Task to carry out | Make an exact copy of the lines, leaving the pictures out.

Dataset items |
start

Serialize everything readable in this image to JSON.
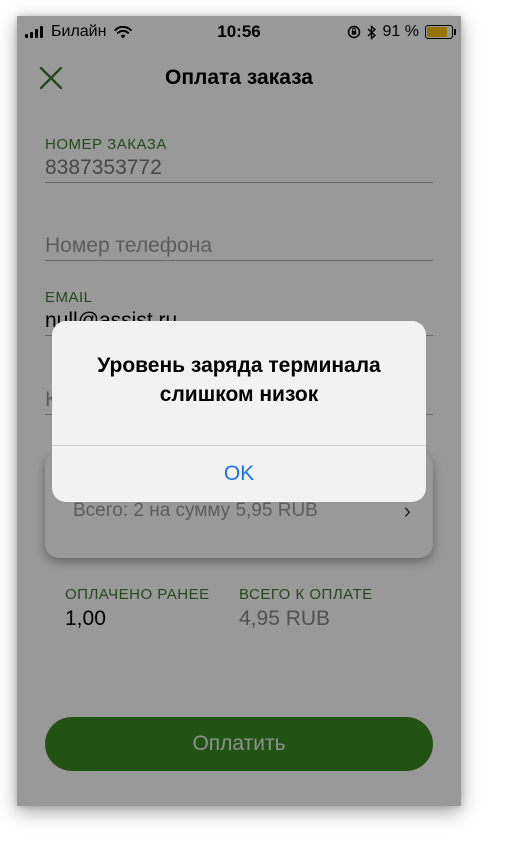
{
  "status_bar": {
    "carrier": "Билайн",
    "time": "10:56",
    "battery_text": "91 %",
    "battery_level": 0.91,
    "battery_color": "#f5c400"
  },
  "header": {
    "title": "Оплата заказа",
    "close_icon": "close-x-icon"
  },
  "form": {
    "order_number": {
      "label": "НОМЕР ЗАКАЗА",
      "value": "8387353772"
    },
    "phone": {
      "placeholder": "Номер телефона"
    },
    "email": {
      "label": "EMAIL",
      "value": "null@assist.ru"
    },
    "card_field": {
      "value": "К"
    }
  },
  "order_card": {
    "summary": "Всего: 2 на сумму 5,95 RUB",
    "chevron_icon": "chevron-right-icon"
  },
  "totals": {
    "paid_label": "ОПЛАЧЕНО РАНЕЕ",
    "paid_value": "1,00",
    "total_label": "ВСЕГО К ОПЛАТЕ",
    "total_value": "4,95 RUB"
  },
  "pay_button": {
    "label": "Оплатить"
  },
  "alert": {
    "title": "Уровень заряда терминала слишком низок",
    "ok_label": "OK"
  },
  "colors": {
    "accent_green": "#3c7a2d",
    "button_green": "#3a8a22",
    "link_blue": "#1a73e8"
  }
}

end

Correct response |
Serialize everything readable in this image to JSON.
{
  "status_bar": {
    "carrier": "Билайн",
    "time": "10:56",
    "battery_text": "91 %",
    "battery_level": 0.91,
    "battery_color": "#f5c400"
  },
  "header": {
    "title": "Оплата заказа",
    "close_icon": "close-x-icon"
  },
  "form": {
    "order_number": {
      "label": "НОМЕР ЗАКАЗА",
      "value": "8387353772"
    },
    "phone": {
      "placeholder": "Номер телефона"
    },
    "email": {
      "label": "EMAIL",
      "value": "null@assist.ru"
    },
    "card_field": {
      "value": "К"
    }
  },
  "order_card": {
    "summary": "Всего: 2 на сумму 5,95 RUB",
    "chevron_icon": "chevron-right-icon"
  },
  "totals": {
    "paid_label": "ОПЛАЧЕНО РАНЕЕ",
    "paid_value": "1,00",
    "total_label": "ВСЕГО К ОПЛАТЕ",
    "total_value": "4,95 RUB"
  },
  "pay_button": {
    "label": "Оплатить"
  },
  "alert": {
    "title": "Уровень заряда терминала слишком низок",
    "ok_label": "OK"
  },
  "colors": {
    "accent_green": "#3c7a2d",
    "button_green": "#3a8a22",
    "link_blue": "#1a73e8"
  }
}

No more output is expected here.